* **WHAT THIS TASK INVOLVES**
Look for the string "vNext" in the lines and copy each line that has it.

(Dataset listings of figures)
>>
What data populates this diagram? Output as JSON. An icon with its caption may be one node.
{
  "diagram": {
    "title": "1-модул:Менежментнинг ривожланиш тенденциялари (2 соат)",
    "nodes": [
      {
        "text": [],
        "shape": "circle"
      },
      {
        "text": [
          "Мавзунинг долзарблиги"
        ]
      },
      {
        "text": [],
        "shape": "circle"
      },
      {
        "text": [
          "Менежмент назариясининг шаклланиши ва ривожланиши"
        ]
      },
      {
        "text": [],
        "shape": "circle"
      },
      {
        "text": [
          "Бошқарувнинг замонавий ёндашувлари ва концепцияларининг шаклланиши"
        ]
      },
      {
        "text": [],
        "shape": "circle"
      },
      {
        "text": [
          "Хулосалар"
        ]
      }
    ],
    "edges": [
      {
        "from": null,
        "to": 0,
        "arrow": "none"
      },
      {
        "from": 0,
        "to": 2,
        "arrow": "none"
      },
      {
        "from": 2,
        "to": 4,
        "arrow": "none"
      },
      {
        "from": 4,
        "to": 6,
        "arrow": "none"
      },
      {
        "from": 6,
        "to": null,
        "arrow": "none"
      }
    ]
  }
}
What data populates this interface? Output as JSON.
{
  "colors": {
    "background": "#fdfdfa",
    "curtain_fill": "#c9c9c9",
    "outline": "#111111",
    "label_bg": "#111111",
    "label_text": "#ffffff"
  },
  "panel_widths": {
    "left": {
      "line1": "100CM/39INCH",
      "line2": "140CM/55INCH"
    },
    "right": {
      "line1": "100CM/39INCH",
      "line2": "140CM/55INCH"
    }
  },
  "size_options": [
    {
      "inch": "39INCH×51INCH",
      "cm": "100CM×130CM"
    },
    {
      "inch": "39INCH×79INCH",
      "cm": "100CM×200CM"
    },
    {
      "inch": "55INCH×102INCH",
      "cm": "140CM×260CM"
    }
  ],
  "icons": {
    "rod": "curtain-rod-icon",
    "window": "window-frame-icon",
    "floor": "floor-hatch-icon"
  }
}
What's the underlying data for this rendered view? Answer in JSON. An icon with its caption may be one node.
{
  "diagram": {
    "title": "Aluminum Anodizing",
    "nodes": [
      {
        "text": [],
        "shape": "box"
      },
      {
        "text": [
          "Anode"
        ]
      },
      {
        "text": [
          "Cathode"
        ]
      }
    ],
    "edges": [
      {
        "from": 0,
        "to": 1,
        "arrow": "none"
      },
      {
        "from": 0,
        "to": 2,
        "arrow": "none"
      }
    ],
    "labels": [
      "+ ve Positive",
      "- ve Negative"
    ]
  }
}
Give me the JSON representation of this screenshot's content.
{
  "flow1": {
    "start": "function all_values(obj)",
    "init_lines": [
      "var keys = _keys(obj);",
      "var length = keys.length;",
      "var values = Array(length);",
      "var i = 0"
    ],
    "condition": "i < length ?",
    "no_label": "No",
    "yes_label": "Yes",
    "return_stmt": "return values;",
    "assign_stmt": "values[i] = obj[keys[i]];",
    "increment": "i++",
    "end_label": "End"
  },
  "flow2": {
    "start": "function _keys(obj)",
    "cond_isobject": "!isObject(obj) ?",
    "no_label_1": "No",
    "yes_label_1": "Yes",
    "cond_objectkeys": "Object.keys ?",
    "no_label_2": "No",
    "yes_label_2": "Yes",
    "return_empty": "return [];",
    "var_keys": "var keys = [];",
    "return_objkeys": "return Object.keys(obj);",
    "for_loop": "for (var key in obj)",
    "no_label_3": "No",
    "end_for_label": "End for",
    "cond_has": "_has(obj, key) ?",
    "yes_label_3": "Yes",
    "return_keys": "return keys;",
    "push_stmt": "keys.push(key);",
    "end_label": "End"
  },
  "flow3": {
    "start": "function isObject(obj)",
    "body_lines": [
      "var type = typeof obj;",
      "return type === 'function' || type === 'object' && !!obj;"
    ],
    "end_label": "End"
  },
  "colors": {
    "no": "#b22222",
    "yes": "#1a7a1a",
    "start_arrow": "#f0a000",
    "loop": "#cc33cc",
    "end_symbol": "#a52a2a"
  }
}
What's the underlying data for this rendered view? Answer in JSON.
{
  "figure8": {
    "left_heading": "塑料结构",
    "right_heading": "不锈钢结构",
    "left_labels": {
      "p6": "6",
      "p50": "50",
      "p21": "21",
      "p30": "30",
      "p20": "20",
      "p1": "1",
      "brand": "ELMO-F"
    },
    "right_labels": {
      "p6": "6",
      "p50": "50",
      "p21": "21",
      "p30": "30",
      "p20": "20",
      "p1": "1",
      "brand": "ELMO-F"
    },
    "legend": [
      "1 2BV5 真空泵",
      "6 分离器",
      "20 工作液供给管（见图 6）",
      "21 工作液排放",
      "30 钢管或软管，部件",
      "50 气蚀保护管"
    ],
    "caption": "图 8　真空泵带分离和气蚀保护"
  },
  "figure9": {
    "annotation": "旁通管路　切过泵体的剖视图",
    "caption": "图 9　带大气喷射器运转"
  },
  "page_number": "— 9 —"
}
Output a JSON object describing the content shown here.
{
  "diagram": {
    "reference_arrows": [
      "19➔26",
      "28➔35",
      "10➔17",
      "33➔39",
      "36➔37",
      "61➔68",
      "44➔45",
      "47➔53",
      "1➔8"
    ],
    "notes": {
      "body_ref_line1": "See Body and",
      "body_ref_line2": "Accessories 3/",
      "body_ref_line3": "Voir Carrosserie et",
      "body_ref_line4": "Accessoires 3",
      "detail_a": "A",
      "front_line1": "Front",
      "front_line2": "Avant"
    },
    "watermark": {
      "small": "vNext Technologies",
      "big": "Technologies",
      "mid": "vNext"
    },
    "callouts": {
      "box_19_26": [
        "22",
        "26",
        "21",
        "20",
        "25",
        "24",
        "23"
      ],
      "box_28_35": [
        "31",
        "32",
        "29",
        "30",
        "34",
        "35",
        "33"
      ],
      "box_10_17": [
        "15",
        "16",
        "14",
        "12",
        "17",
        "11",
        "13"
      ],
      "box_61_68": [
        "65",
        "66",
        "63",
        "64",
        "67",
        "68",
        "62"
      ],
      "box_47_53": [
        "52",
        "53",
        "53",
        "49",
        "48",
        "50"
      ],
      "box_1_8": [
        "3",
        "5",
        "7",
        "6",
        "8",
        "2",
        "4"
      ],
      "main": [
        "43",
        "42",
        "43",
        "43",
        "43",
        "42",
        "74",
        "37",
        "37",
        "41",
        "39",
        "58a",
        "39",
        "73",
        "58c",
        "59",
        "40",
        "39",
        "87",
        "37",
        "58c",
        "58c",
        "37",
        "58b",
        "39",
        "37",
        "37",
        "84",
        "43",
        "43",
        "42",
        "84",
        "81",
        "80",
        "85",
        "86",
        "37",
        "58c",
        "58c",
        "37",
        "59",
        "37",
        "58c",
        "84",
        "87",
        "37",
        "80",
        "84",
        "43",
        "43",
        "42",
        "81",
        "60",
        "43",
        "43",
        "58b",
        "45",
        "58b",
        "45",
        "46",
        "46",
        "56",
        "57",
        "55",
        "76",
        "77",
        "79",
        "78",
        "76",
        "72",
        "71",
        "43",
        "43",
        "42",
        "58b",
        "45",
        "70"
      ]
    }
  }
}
<<
* **EXPECTED OUTPUT**
      "small": "vNext Technologies",
      "mid": "vNext"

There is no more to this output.